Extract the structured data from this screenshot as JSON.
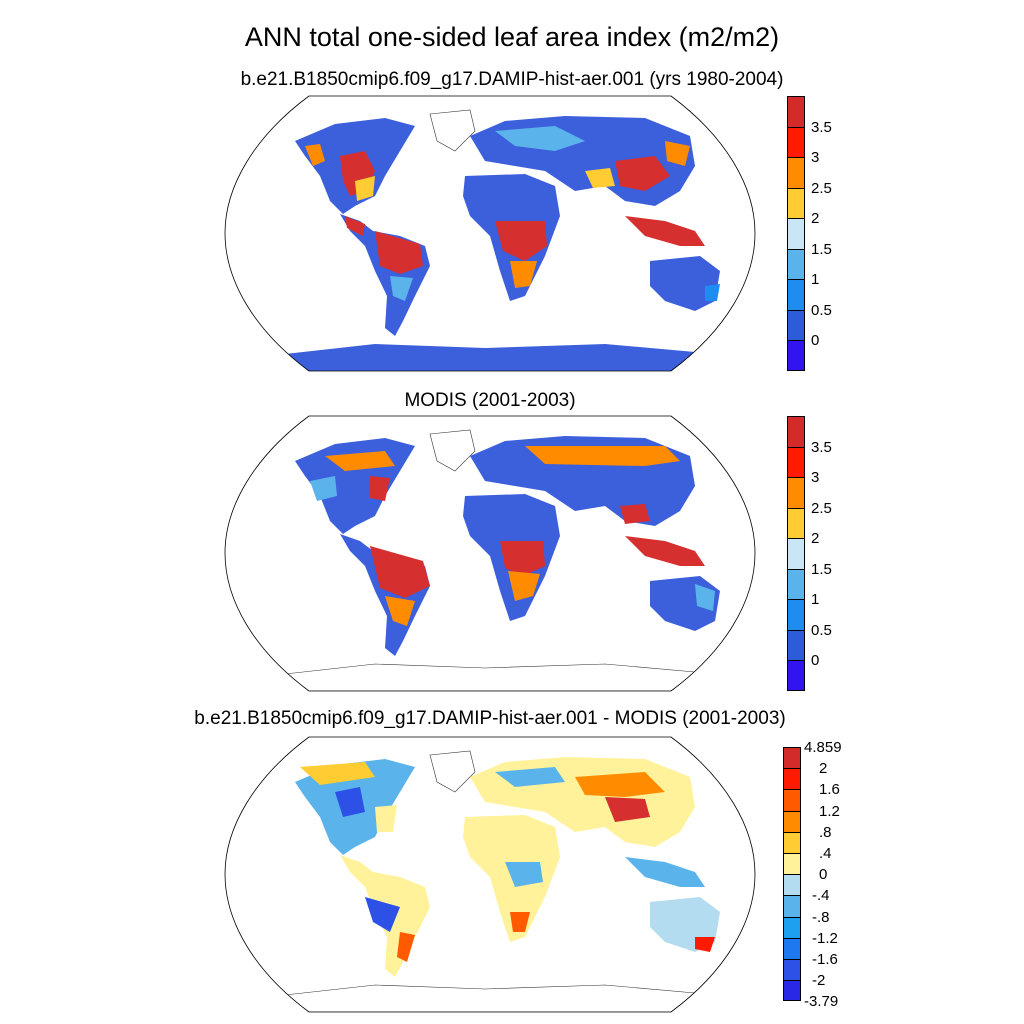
{
  "title": "ANN total one-sided leaf area index (m2/m2)",
  "colors": {
    "land_low": "#3C5FDC",
    "land_mid": "#7AB0F0",
    "land_high": "#D62F2F",
    "diff_neutral": "#FFF2A0"
  },
  "panels": [
    {
      "subtitle": "b.e21.B1850cmip6.f09_g17.DAMIP-hist-aer.001 (yrs 1980-2004)",
      "colorbar": {
        "labels": [
          "3.5",
          "3",
          "2.5",
          "2",
          "1.5",
          "1",
          "0.5",
          "0"
        ],
        "colors": [
          "#D32A2A",
          "#FF1A00",
          "#FF8C00",
          "#FFCC33",
          "#C8E6F5",
          "#5AB4EB",
          "#1E8CF0",
          "#2D5CD8",
          "#3214F0"
        ]
      }
    },
    {
      "subtitle": "MODIS (2001-2003)",
      "colorbar": {
        "labels": [
          "3.5",
          "3",
          "2.5",
          "2",
          "1.5",
          "1",
          "0.5",
          "0"
        ],
        "colors": [
          "#D32A2A",
          "#FF1A00",
          "#FF8C00",
          "#FFCC33",
          "#C8E6F5",
          "#5AB4EB",
          "#1E8CF0",
          "#2D5CD8",
          "#3214F0"
        ]
      }
    },
    {
      "subtitle": "b.e21.B1850cmip6.f09_g17.DAMIP-hist-aer.001 - MODIS (2001-2003)",
      "colorbar": {
        "labels": [
          "4.859",
          "2",
          "1.6",
          "1.2",
          ".8",
          ".4",
          "0",
          "-.4",
          "-.8",
          "-1.2",
          "-1.6",
          "-2",
          "-3.79"
        ],
        "colors": [
          "#D32A2A",
          "#FF1A00",
          "#FF5A00",
          "#FF8C00",
          "#FFCC33",
          "#FFF29A",
          "#B4DCF0",
          "#5AB4EB",
          "#1EA0F0",
          "#1E78F0",
          "#2D50E6",
          "#2828E6"
        ]
      }
    }
  ]
}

════════════════

-- Work to complete --
Pictures are not part of the copy; output everything else in the records exactly.

-- Result of the exercise --
Extract the structured data from this screenshot as JSON.
{
  "title": "ANN total one-sided leaf area index (m2/m2)",
  "colors": {
    "land_low": "#3C5FDC",
    "land_mid": "#7AB0F0",
    "land_high": "#D62F2F",
    "diff_neutral": "#FFF2A0"
  },
  "panels": [
    {
      "subtitle": "b.e21.B1850cmip6.f09_g17.DAMIP-hist-aer.001 (yrs 1980-2004)",
      "colorbar": {
        "labels": [
          "3.5",
          "3",
          "2.5",
          "2",
          "1.5",
          "1",
          "0.5",
          "0"
        ],
        "colors": [
          "#D32A2A",
          "#FF1A00",
          "#FF8C00",
          "#FFCC33",
          "#C8E6F5",
          "#5AB4EB",
          "#1E8CF0",
          "#2D5CD8",
          "#3214F0"
        ]
      }
    },
    {
      "subtitle": "MODIS (2001-2003)",
      "colorbar": {
        "labels": [
          "3.5",
          "3",
          "2.5",
          "2",
          "1.5",
          "1",
          "0.5",
          "0"
        ],
        "colors": [
          "#D32A2A",
          "#FF1A00",
          "#FF8C00",
          "#FFCC33",
          "#C8E6F5",
          "#5AB4EB",
          "#1E8CF0",
          "#2D5CD8",
          "#3214F0"
        ]
      }
    },
    {
      "subtitle": "b.e21.B1850cmip6.f09_g17.DAMIP-hist-aer.001 - MODIS (2001-2003)",
      "colorbar": {
        "labels": [
          "4.859",
          "2",
          "1.6",
          "1.2",
          ".8",
          ".4",
          "0",
          "-.4",
          "-.8",
          "-1.2",
          "-1.6",
          "-2",
          "-3.79"
        ],
        "colors": [
          "#D32A2A",
          "#FF1A00",
          "#FF5A00",
          "#FF8C00",
          "#FFCC33",
          "#FFF29A",
          "#B4DCF0",
          "#5AB4EB",
          "#1EA0F0",
          "#1E78F0",
          "#2D50E6",
          "#2828E6"
        ]
      }
    }
  ]
}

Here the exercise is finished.